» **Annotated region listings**
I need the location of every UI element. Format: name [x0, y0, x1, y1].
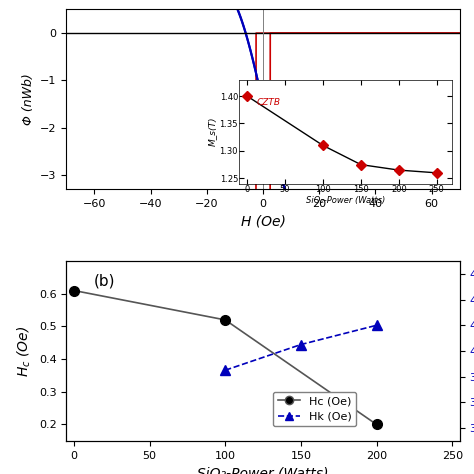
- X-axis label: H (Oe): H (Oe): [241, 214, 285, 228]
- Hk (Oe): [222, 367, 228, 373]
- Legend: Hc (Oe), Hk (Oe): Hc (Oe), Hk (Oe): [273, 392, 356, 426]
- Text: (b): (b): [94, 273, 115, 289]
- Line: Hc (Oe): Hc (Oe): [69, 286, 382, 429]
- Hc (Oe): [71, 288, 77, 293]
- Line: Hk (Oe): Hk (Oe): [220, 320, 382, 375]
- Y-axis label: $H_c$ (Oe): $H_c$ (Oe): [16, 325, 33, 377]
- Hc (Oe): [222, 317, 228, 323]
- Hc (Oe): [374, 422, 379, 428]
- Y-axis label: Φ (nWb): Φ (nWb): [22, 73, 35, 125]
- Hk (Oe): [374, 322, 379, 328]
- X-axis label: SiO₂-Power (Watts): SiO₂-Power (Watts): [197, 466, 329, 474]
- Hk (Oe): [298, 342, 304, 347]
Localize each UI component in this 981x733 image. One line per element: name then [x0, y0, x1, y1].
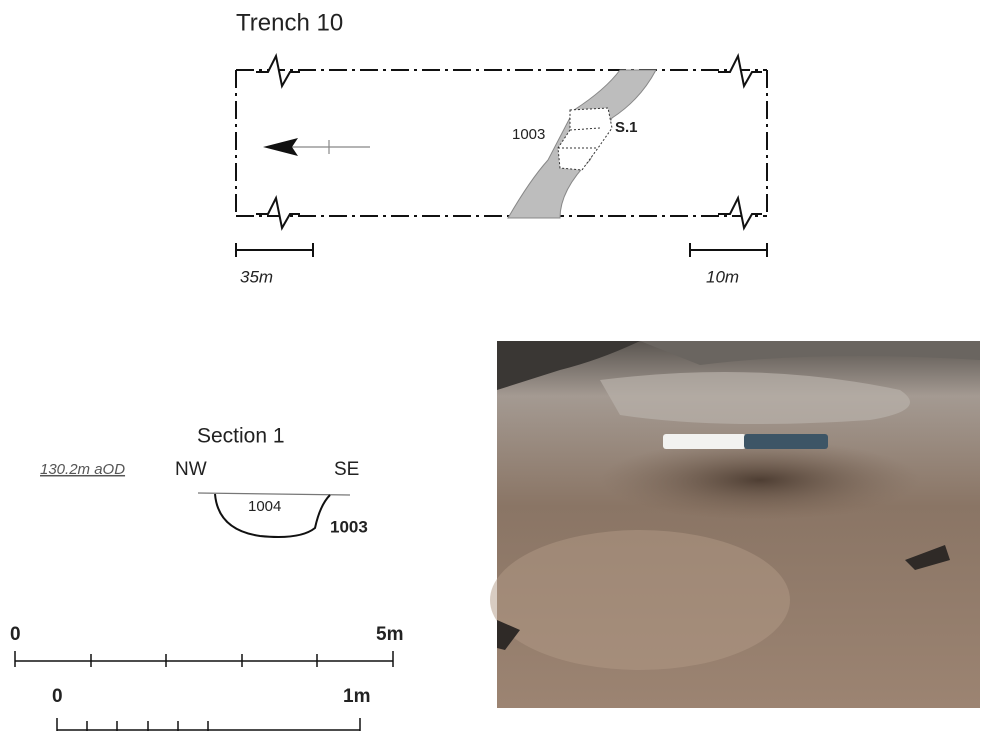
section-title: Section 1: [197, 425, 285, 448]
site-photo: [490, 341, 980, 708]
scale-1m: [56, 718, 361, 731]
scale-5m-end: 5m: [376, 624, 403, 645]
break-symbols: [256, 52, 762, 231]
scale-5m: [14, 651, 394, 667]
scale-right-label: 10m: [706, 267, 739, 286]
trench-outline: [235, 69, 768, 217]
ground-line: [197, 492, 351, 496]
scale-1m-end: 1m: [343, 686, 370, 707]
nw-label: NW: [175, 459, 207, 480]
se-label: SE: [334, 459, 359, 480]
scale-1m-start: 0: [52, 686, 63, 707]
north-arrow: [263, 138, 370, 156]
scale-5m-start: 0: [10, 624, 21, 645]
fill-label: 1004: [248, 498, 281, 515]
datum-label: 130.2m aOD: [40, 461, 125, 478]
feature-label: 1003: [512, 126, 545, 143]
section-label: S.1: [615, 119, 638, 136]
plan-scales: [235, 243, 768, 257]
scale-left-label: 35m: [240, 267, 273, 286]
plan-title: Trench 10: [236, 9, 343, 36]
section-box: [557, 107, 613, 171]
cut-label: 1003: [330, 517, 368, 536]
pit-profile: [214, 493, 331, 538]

» **Your instructions**
Swap every "UI" in the data above for "interface" and write the data out again with nothing else changed. Omit the pictures.

» **Solution to the exercise**
I need the location of every interface element. Format: name [x0, y0, x1, y1].
- X-axis label: H (Oe): H (Oe): [241, 214, 285, 228]
- Hk (Oe): [222, 367, 228, 373]
- Legend: Hc (Oe), Hk (Oe): Hc (Oe), Hk (Oe): [273, 392, 356, 426]
- Text: (b): (b): [94, 273, 115, 289]
- Line: Hc (Oe): Hc (Oe): [69, 286, 382, 429]
- Hc (Oe): [71, 288, 77, 293]
- Line: Hk (Oe): Hk (Oe): [220, 320, 382, 375]
- Y-axis label: $H_c$ (Oe): $H_c$ (Oe): [16, 325, 33, 377]
- Hc (Oe): [222, 317, 228, 323]
- Hc (Oe): [374, 422, 379, 428]
- Y-axis label: Φ (nWb): Φ (nWb): [22, 73, 35, 125]
- Hk (Oe): [374, 322, 379, 328]
- X-axis label: SiO₂-Power (Watts): SiO₂-Power (Watts): [197, 466, 329, 474]
- Hk (Oe): [298, 342, 304, 347]
Localize each interface component in this 981x733 image. One line per element: name then [x0, y0, x1, y1].
section-title: Section 1: [197, 425, 285, 448]
site-photo: [490, 341, 980, 708]
scale-1m: [56, 718, 361, 731]
scale-5m-end: 5m: [376, 624, 403, 645]
break-symbols: [256, 52, 762, 231]
scale-5m: [14, 651, 394, 667]
scale-right-label: 10m: [706, 267, 739, 286]
trench-outline: [235, 69, 768, 217]
ground-line: [197, 492, 351, 496]
scale-1m-end: 1m: [343, 686, 370, 707]
nw-label: NW: [175, 459, 207, 480]
se-label: SE: [334, 459, 359, 480]
scale-1m-start: 0: [52, 686, 63, 707]
north-arrow: [263, 138, 370, 156]
scale-5m-start: 0: [10, 624, 21, 645]
fill-label: 1004: [248, 498, 281, 515]
datum-label: 130.2m aOD: [40, 461, 125, 478]
feature-label: 1003: [512, 126, 545, 143]
section-label: S.1: [615, 119, 638, 136]
plan-scales: [235, 243, 768, 257]
scale-left-label: 35m: [240, 267, 273, 286]
plan-title: Trench 10: [236, 9, 343, 36]
section-box: [557, 107, 613, 171]
cut-label: 1003: [330, 517, 368, 536]
pit-profile: [214, 493, 331, 538]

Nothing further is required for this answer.